-- MATERIAL PROVIDED --
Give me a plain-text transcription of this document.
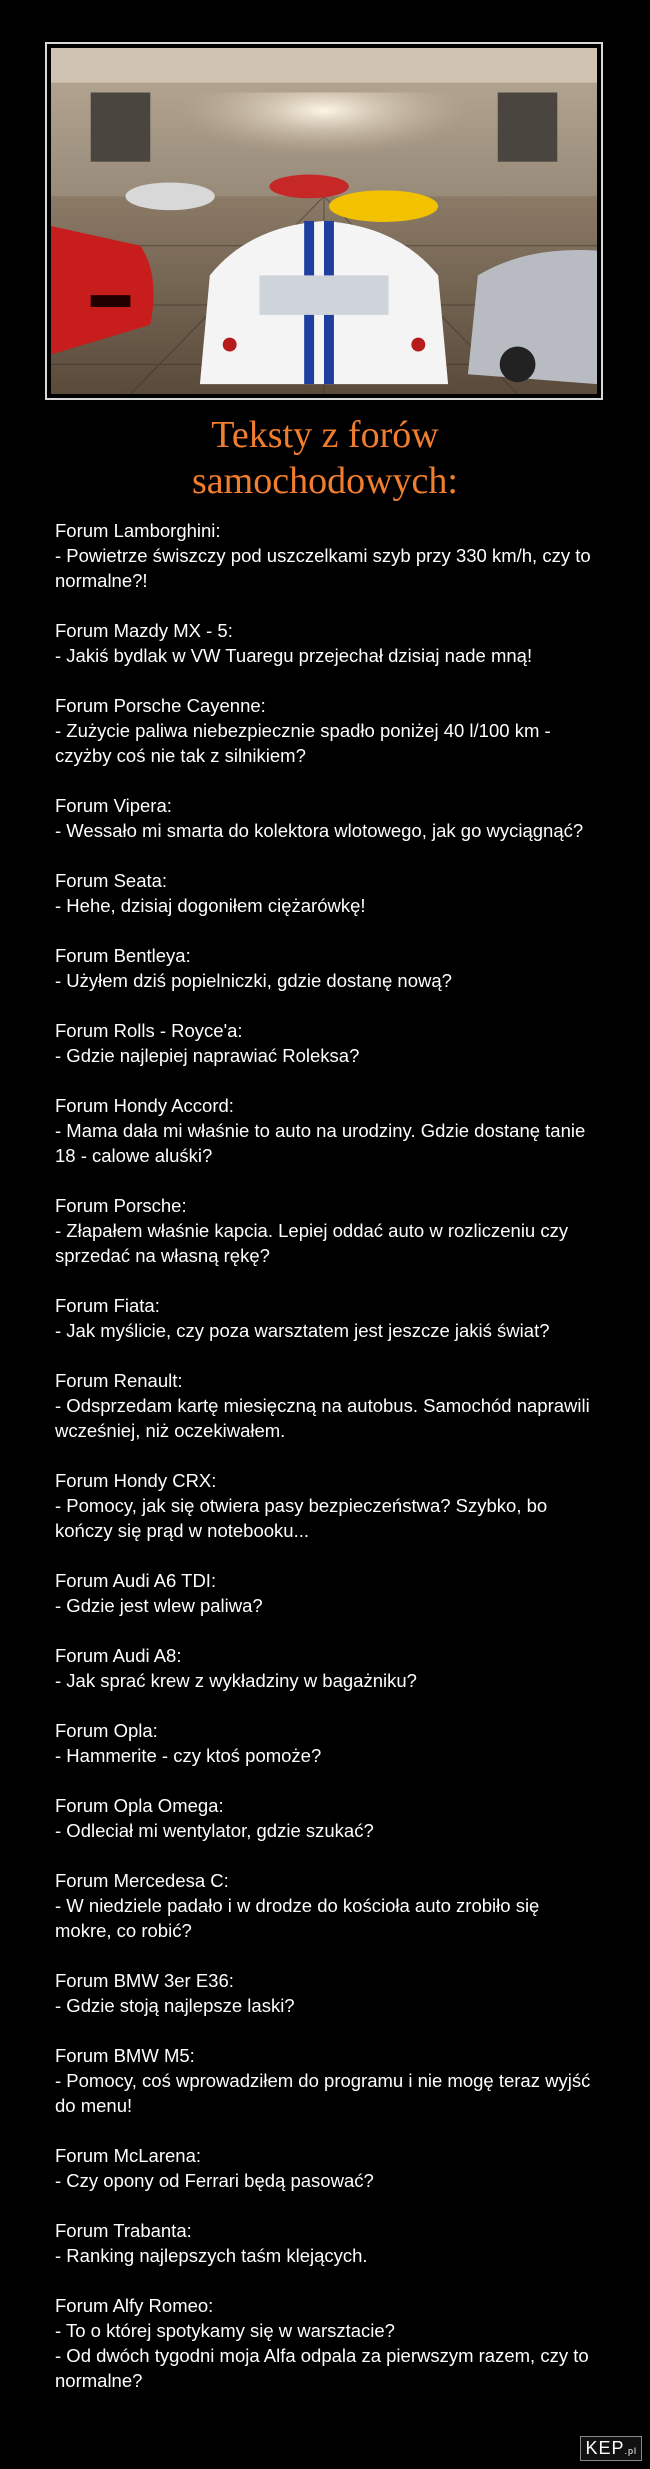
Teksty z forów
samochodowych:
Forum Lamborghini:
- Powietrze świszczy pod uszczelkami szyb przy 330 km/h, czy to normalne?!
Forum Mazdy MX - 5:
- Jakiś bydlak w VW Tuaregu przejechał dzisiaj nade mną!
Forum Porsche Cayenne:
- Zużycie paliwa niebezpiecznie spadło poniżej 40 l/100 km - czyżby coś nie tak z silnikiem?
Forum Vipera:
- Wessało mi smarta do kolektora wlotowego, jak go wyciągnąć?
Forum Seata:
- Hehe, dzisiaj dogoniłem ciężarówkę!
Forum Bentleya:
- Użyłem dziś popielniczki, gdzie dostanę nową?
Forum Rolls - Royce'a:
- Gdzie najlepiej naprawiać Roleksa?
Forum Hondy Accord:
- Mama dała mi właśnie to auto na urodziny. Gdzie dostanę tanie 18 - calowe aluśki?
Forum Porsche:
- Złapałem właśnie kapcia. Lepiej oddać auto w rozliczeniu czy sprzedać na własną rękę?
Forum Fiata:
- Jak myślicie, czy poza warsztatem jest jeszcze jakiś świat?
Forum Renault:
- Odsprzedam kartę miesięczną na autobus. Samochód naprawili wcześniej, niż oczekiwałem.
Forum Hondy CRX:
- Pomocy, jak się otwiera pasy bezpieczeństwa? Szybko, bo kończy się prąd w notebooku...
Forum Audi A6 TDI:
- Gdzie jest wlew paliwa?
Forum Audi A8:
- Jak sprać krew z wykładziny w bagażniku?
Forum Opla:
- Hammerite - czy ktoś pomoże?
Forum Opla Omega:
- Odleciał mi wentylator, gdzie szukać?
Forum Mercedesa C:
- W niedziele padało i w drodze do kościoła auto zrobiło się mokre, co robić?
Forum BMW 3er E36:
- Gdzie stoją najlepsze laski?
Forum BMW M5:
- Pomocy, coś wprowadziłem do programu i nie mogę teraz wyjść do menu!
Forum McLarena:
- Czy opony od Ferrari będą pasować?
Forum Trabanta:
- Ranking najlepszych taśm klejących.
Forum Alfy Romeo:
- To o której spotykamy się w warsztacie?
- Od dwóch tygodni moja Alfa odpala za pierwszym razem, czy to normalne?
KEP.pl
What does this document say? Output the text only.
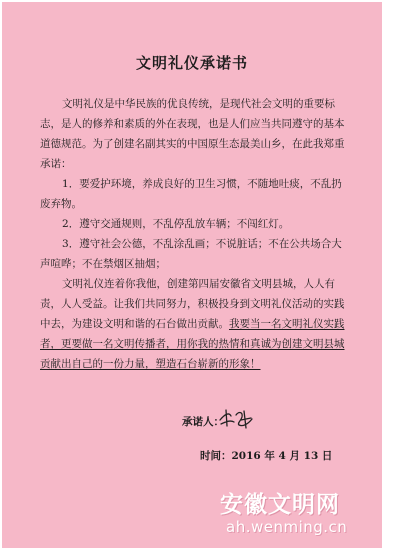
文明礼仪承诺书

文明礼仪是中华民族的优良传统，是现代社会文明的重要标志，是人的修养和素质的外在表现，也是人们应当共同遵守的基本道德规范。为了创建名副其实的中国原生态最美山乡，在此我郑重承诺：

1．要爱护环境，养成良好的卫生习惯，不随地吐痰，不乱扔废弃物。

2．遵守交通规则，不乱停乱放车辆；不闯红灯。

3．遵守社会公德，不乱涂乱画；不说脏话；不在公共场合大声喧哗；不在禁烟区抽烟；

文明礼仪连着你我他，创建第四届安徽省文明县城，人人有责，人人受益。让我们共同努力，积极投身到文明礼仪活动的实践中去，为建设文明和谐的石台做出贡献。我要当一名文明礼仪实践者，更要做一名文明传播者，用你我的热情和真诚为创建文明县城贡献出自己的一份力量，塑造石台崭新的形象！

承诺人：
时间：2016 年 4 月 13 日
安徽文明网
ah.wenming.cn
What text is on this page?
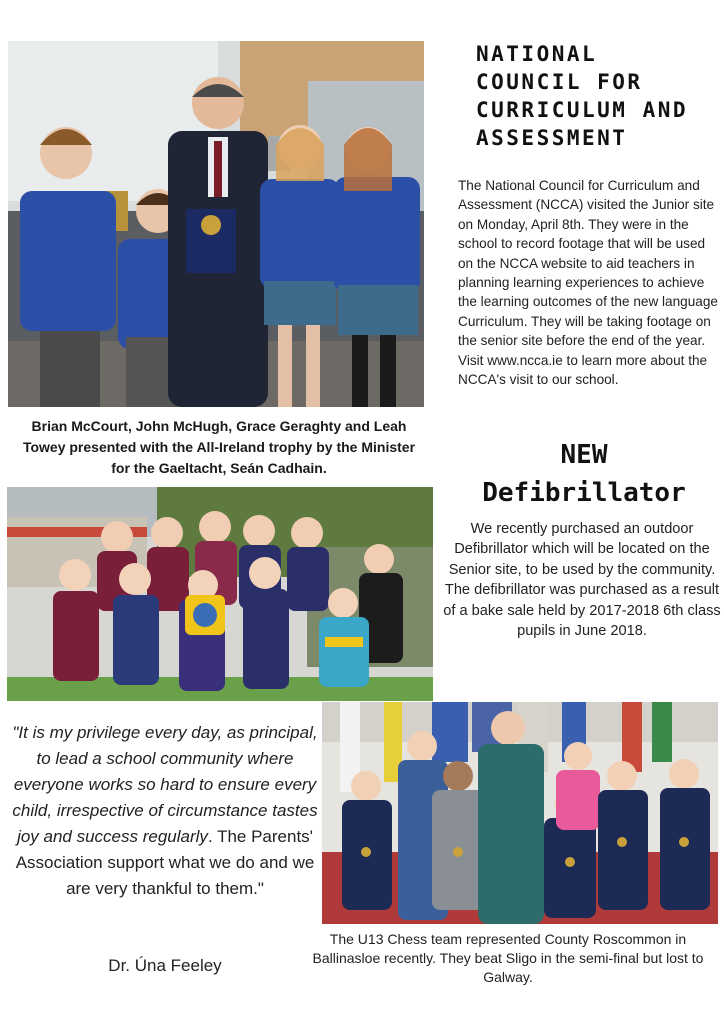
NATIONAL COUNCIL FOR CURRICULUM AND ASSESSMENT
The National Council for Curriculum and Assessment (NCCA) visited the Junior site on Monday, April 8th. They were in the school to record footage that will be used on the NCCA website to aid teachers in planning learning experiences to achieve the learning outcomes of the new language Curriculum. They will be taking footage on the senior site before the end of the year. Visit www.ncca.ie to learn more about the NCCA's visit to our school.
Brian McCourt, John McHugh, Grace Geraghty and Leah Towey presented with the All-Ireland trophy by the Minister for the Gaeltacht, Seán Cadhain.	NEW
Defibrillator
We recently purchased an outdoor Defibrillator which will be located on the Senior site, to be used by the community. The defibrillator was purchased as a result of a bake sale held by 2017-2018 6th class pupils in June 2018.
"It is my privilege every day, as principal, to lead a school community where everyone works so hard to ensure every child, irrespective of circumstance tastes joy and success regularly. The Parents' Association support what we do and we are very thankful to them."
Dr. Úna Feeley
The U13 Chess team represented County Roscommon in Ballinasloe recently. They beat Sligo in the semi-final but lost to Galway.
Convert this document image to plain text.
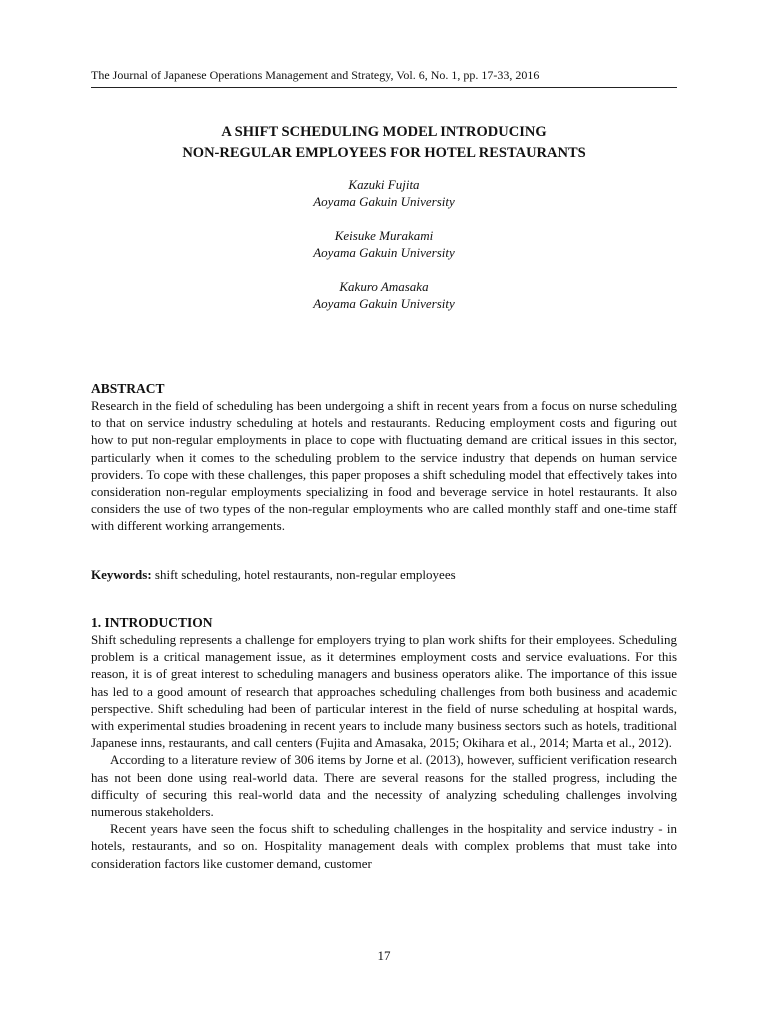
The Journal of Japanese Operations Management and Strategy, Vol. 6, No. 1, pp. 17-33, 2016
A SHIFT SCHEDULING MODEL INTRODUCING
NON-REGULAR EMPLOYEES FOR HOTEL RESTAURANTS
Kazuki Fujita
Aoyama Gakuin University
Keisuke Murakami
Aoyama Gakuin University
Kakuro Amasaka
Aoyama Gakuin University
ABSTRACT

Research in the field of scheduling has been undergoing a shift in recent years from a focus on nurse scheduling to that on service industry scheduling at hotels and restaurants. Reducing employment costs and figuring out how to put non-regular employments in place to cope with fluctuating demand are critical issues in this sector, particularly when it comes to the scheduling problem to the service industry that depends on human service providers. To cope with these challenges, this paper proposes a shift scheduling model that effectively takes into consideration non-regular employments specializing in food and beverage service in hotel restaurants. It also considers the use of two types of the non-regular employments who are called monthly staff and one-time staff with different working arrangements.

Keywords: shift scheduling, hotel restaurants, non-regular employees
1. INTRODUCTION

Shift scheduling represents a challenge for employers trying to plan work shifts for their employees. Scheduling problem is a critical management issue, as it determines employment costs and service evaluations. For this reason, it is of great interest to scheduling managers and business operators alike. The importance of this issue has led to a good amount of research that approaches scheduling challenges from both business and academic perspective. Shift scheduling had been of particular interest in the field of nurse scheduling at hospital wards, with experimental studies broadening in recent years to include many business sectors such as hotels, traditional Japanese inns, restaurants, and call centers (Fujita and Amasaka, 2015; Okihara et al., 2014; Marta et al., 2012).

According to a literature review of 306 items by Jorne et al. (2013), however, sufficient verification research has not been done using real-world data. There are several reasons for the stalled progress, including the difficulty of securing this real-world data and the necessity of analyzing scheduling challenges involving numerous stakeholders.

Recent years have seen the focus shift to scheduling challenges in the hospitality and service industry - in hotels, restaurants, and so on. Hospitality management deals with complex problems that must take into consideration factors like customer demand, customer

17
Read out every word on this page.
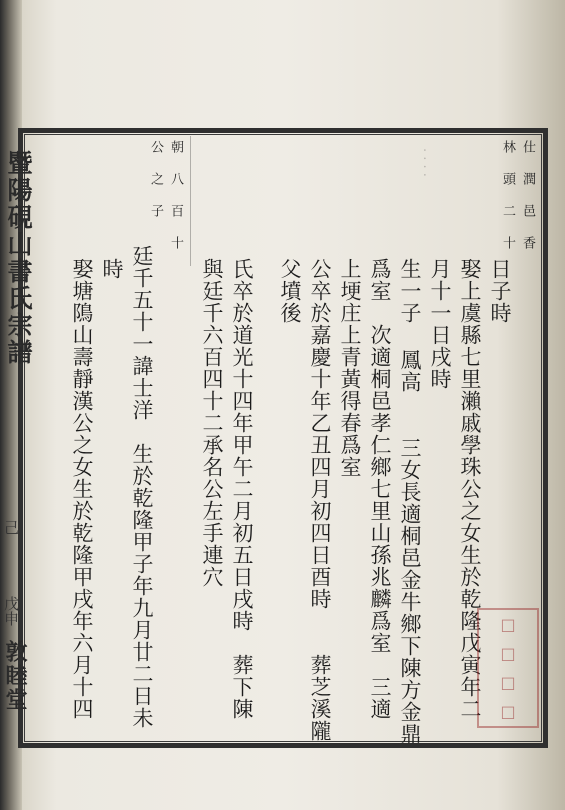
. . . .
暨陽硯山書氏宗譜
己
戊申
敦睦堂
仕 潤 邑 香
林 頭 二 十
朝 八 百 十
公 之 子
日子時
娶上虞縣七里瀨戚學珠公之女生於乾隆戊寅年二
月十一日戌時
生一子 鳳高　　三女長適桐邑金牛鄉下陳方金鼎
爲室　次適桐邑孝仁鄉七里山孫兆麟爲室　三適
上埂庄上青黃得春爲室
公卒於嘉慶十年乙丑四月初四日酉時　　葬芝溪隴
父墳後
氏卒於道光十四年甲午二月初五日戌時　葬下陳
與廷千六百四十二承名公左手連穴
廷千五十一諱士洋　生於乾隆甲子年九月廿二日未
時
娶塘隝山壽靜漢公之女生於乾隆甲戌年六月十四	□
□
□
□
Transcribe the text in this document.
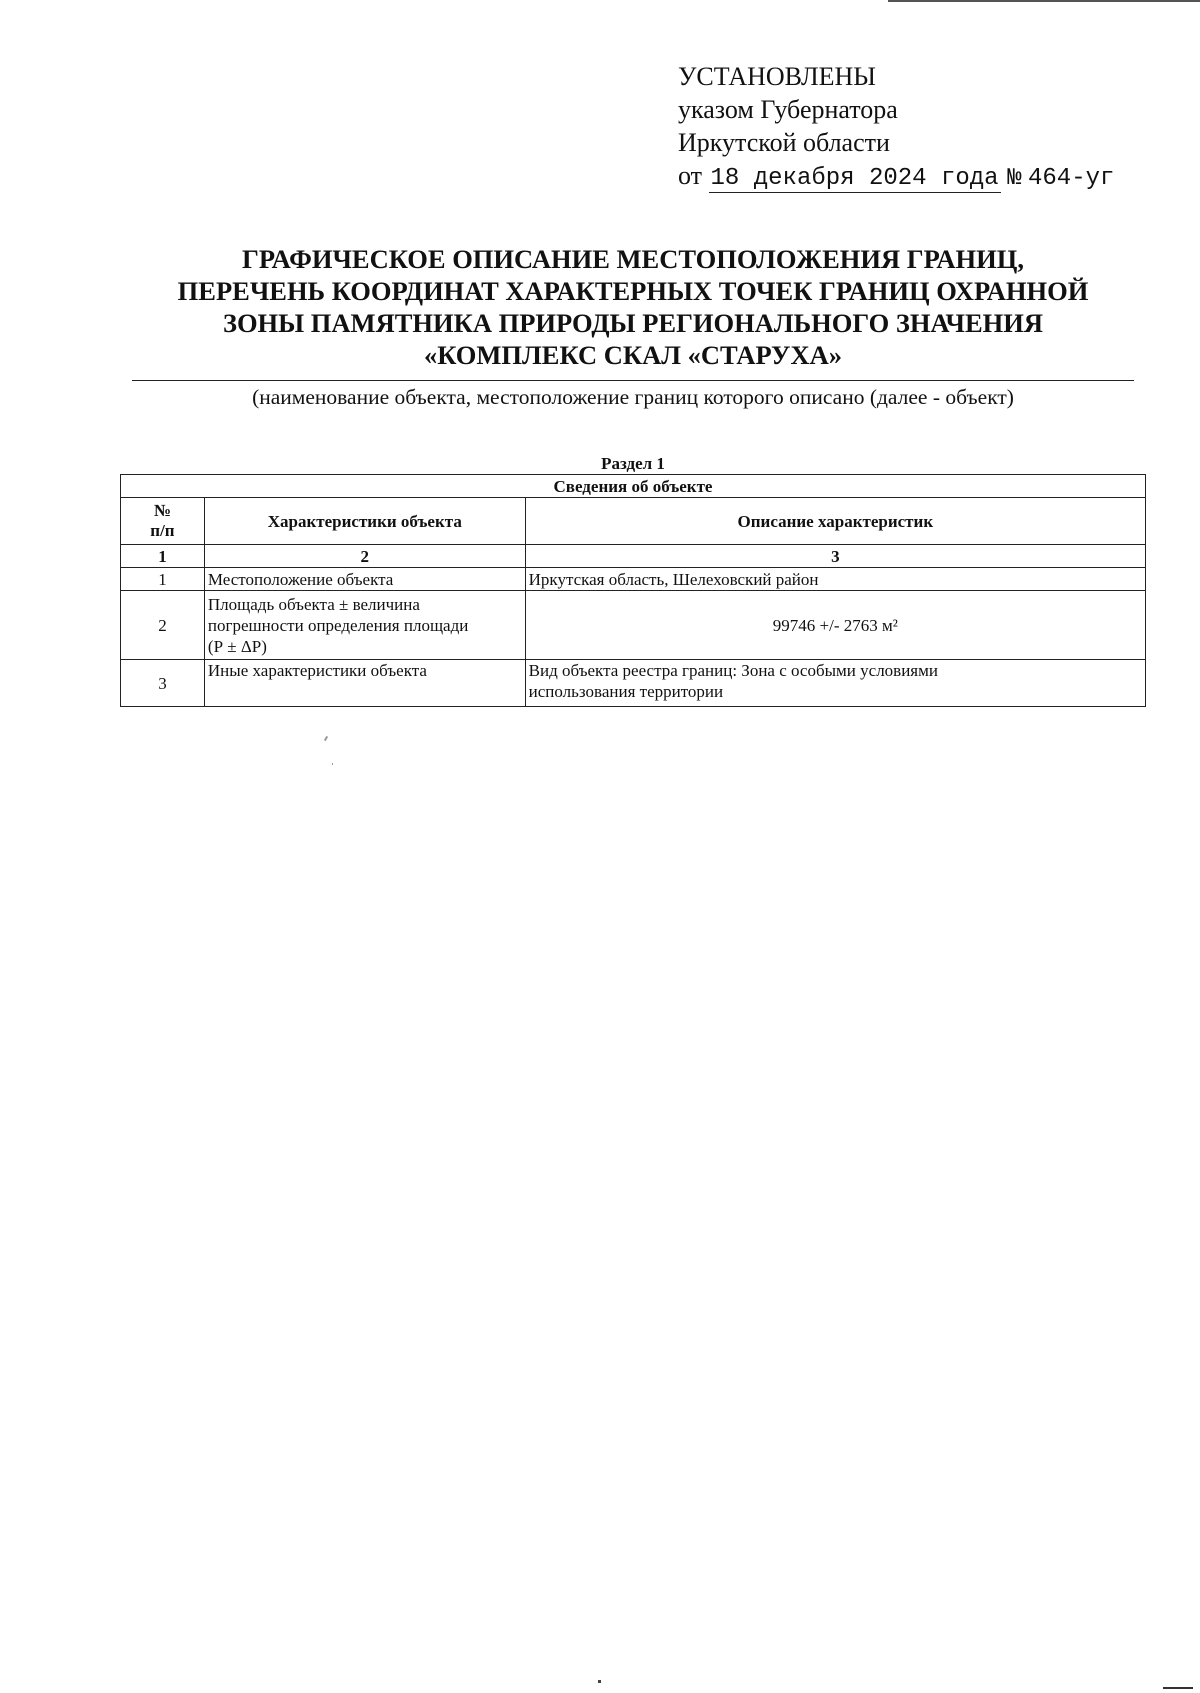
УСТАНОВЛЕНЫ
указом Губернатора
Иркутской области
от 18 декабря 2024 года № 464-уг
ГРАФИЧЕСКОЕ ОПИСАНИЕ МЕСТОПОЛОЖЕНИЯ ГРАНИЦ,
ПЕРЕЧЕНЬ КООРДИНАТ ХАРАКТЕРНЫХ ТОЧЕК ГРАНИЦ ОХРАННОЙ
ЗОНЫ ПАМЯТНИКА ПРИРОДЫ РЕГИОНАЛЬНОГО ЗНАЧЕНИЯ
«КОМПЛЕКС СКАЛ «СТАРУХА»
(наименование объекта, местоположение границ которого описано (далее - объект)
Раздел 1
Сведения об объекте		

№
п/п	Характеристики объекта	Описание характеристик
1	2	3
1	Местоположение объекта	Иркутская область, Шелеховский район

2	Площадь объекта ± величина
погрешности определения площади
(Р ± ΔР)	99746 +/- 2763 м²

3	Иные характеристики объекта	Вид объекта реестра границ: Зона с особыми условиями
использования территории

-- GOAL --
Show every line in the entries where the string "Porsche" occurs.

-- REPLY --
Forum Porsche Cayenne:
Forum Porsche:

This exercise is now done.